** START RECORDS FOR THE EXERCISE **

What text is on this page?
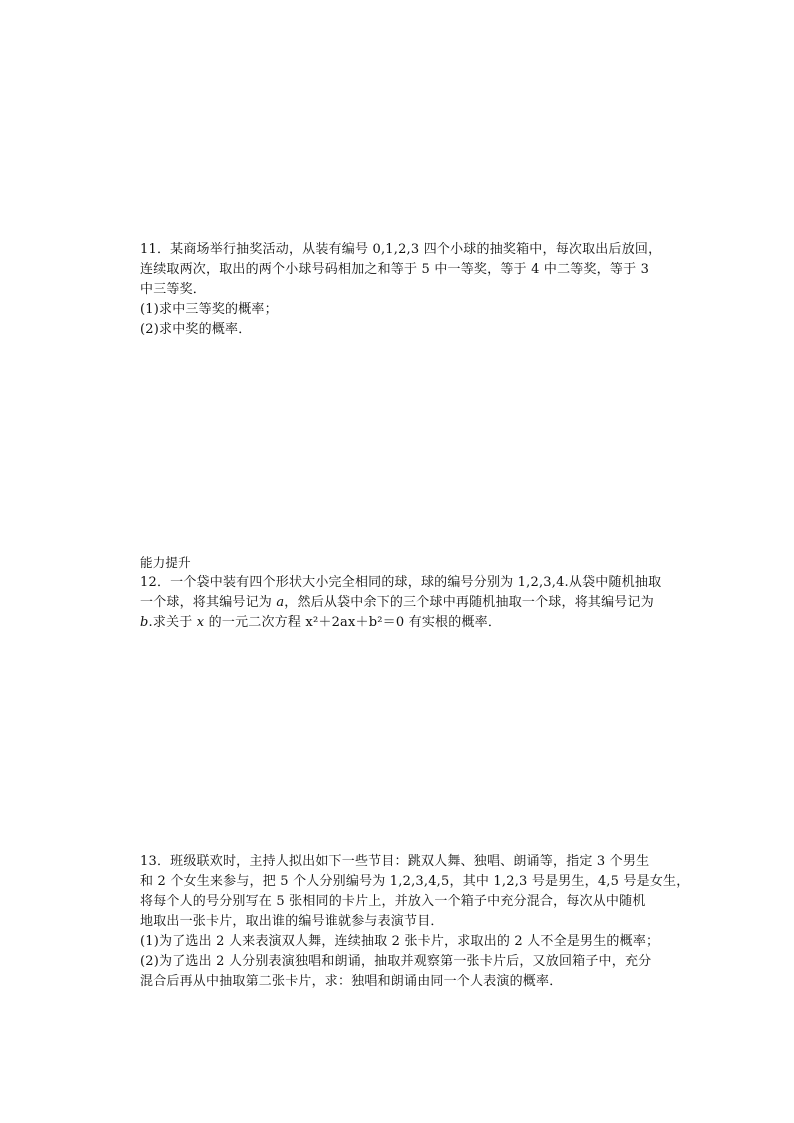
11．某商场举行抽奖活动，从装有编号 0,1,2,3 四个小球的抽奖箱中，每次取出后放回，
连续取两次，取出的两个小球号码相加之和等于 5 中一等奖，等于 4 中二等奖，等于 3
中三等奖．
(1)求中三等奖的概率；
(2)求中奖的概率．
能力提升
12．一个袋中装有四个形状大小完全相同的球，球的编号分别为 1,2,3,4.从袋中随机抽取
一个球，将其编号记为 a，然后从袋中余下的三个球中再随机抽取一个球，将其编号记为
b.求关于 x 的一元二次方程 x²＋2ax＋b²＝0 有实根的概率．
13．班级联欢时，主持人拟出如下一些节目：跳双人舞、独唱、朗诵等，指定 3 个男生
和 2 个女生来参与，把 5 个人分别编号为 1,2,3,4,5，其中 1,2,3 号是男生，4,5 号是女生，
将每个人的号分别写在 5 张相同的卡片上，并放入一个箱子中充分混合，每次从中随机
地取出一张卡片，取出谁的编号谁就参与表演节目．
(1)为了选出 2 人来表演双人舞，连续抽取 2 张卡片，求取出的 2 人不全是男生的概率；
(2)为了选出 2 人分别表演独唱和朗诵，抽取并观察第一张卡片后，又放回箱子中，充分
混合后再从中抽取第二张卡片，求：独唱和朗诵由同一个人表演的概率．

** END RECORDS FOR THE EXERCISE **

• **GIVEN PROBLEM**: Report how many lines in the data include the word "为了选出", and give nothing but the count.

• **ANSWER TO THIS TASK**: 2